**TEXT PASSAGE**:
The Obsessed Lover
The lovesick who cannot eat or sleep are legion. Many go so far as to harass and stalk the lover who spurned them. And more often than one might realize, the stalkers are women.
By Lisa A. Phillips published January 6, 2015 - last reviewed on December 21, 2020
Patricia*, a graphic designer and visual artist, was married and had a 9-year-old son when she began an affair with a man whom she refers to as Wolf. Lone-spirited and rugged, Wolf lived in a converted tack house on a ranch outside of San Francisco and seemed to be everything her corporate husband was not.
The affair lasted over a year. Wolf pressured her to leave her husband, but she refused. Yet when Wolf told Patricia he didn't want to see her anymore, she wouldn't accept it. She would go to the marina where his sailboat was docked and wait for him. She wrote fragments of Edna St. Vincent Millay poems in nail polish on the boat's beautiful wood: I know what my heart is like / Since your love died. She also stole things from the boat, including a sail. "I became a predator," she says. "I wanted to catch his scent so I could feel near him."
When Wolf began seeing someone else, Patricia was consumed with jealousy. At night, after her husband fell asleep, she snorted cocaine, got into her Jaguar, and sped 80 miles to confront Wolf. She parked out of earshot, tiptoed to his house, and urinated near his front door, "to make my mark," she says.
She repeatedly begged him to come back to her; from time to time he would spend a night or weekend with her. She rented a studio on an estuary for the two of them to escape to, but he never showed up. When she discovered that he had gone to Lake Tahoe with his girlfriend for her family reunion, the news sent her into what she called "attack mode." "You're going to find him and confront him," she recalls telling herself. "Nothing else matters."
She found out where he was staying by calling resorts in Tahoe and claiming to be part of the family reunion. She went out to Wolf's cabin there and began throwing rocks at it. She ran in circles, beating on the doors and walls. "I know you're in there," she yelled. "You think you can do this to me? We had plans!"
A friend of Wolf's girlfriend came out and got into his car to fetch the police. Patricia threw her body on the car hood to keep him from moving and broke the windshield with a stick. Later, after she returned home, a police officer arrived with a summons to appear in court. She was ordered to pay damages for the smashed car and slapped with a restraining order forbidding her from contacting Wolf.

**ENTRIES PROVIDED**:

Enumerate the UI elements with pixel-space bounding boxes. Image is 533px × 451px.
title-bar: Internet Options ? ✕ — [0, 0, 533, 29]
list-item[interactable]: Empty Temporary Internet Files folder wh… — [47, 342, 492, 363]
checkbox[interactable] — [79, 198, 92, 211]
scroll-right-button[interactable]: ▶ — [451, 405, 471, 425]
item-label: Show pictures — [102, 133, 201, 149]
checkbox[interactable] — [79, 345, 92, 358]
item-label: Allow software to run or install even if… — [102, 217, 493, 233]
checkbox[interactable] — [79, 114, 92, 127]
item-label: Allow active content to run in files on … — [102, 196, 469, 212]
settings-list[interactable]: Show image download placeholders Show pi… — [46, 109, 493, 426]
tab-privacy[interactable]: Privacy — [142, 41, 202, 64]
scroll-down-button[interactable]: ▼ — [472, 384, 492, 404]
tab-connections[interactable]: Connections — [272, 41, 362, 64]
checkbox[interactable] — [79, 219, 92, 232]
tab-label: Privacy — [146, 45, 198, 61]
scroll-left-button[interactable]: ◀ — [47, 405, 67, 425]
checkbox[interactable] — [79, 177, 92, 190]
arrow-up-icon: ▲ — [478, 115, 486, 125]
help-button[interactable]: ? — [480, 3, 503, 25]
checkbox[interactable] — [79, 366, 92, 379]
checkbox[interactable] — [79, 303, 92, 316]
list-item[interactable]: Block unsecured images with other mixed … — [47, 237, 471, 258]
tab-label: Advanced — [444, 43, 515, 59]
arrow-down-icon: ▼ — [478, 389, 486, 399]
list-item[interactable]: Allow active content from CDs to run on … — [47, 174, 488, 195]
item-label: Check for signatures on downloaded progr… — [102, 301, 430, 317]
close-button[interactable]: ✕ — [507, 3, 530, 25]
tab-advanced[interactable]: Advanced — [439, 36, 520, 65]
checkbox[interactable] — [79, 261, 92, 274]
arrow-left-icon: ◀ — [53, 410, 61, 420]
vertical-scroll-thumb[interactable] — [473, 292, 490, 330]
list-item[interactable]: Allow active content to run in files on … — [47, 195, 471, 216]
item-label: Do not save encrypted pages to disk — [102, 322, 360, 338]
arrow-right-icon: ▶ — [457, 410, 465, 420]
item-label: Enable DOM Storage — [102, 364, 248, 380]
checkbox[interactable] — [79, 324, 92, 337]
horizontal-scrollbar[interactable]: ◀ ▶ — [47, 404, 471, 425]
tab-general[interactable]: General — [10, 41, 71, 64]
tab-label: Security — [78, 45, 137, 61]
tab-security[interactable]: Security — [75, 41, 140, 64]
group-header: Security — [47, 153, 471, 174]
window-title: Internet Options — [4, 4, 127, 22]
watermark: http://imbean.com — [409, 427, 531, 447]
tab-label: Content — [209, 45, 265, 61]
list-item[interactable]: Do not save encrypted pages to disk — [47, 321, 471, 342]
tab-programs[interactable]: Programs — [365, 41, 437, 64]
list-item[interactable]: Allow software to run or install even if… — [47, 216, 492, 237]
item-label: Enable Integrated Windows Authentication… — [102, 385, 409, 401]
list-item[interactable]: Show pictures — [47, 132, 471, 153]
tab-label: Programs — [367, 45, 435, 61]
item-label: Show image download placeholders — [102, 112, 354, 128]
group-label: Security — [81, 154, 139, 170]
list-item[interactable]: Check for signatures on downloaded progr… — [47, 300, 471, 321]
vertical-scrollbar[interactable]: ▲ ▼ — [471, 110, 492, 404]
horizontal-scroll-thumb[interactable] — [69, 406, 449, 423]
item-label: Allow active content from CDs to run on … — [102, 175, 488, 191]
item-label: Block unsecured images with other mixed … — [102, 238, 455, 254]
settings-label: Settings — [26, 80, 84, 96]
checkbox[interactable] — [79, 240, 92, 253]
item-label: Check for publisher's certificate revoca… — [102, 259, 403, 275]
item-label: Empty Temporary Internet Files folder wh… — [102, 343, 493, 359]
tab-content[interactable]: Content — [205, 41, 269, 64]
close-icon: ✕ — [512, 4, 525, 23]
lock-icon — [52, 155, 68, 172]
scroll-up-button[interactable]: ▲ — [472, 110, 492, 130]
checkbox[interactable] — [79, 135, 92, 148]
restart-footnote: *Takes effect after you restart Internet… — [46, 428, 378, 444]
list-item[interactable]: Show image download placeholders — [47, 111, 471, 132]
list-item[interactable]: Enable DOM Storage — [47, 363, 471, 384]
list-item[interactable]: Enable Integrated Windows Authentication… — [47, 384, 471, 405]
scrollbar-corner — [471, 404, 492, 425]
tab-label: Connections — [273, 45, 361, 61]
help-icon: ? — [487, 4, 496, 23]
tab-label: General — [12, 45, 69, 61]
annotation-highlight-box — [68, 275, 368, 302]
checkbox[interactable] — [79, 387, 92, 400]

**ACTIVITY 1**: Could you output the part of the obsessed-lover article from "By Lisa A. Phillips" to "husband was not.", word for word?
**ACTIVITY 2**: Continue the obsessed-lover article from its last sentence.

**WRITTEN ANSWER 1**:
By Lisa A. Phillips published January 6, 2015 - last reviewed on December 21, 2020
Patricia*, a graphic designer and visual artist, was married and had a 9-year-old son when she began an affair with a man whom she refers to as Wolf. Lone-spirited and rugged, Wolf lived in a converted tack house on a ranch outside of San Francisco and seemed to be everything her corporate husband was not.

**WRITTEN ANSWER 2**:
Nevertheless, she remained fixated, her rage at his abandonment still vivid. She turned to her art to help herself cope. She created a sculpture for a show put on by a feminist art collective. She called it "The Legend of the Lost Cause." It included a copy of Dante's Inferno, her police report, a photographic image of Wolf superimposed with a hyena face, and a railroad spike going through a flaccid cloth penis. She took her husband and son to the show's opening. "I was so self-absorbed," she recalls. "I failed to realize anyone else's feelings."
Most people suffer romantic obsession at some point, although usually to a lesser degree—When is he going to call? The sculpture and Patricia's pride in it underscore the obliviousness that can come over men or women who go too far, becoming stalkers. "These people appear to give little thought to their impact on the other," says forensic psychologist J. Reid Meloy. "You can see the narcissism. They are dismissive or surprised when they're asked if they thought about the other person. In the most extreme cases, I hear these people say: 'I don't care what he thinks! I'm going to have a relationship with him anyway.'"
One reason it's hard for the romantically obsessed to recognize that they've crossed a line is that romantic pursuit lies on a continuum. At one end are courtship initiatives, with the risks, pleasures, and privileges of being the aspiring lover who takes the lead. At the other end is criminal stalking, which can ruin lives.
H. Colleen Sinclair, a psychology professor at Mississippi State University, has researched this continuum. For her, the move from courtship to stalking is clear, no matter who the perpetrator. There are the everyday efforts—flirting, attentive emails and texts, phone calls—to form a relationship or reconcile one. Then there are surveillance and monitoring behaviors, when pursuers' motivations are a blend of love and anger. All along the way, frequency and degree matter: Is it one text a day or a hundred? A dozen roses or a roomful? Then there are the most extreme behaviors: trespassing, threats, harassment, coercion, and violence. At this point, "there's no romance," Sinclair says. "They are doing this to hurt. Once they move from surveillance to aggression, the line isn't blurry."
Pursuers may tell themselves that their stalking is a form of love or courtship, Sinclair allows, but that's "just like how we once talked about a rapist as the guy who is overwhelmed with passion." Today we have a similar myth about stalking. "People think it's about being so in love, you're not able to control yourself," she explains. "But you're driven by retaliation and obsession rather than love and idealization. Once you're aggressive, you're not idealizing, you're not in love. All that's left is the obsession."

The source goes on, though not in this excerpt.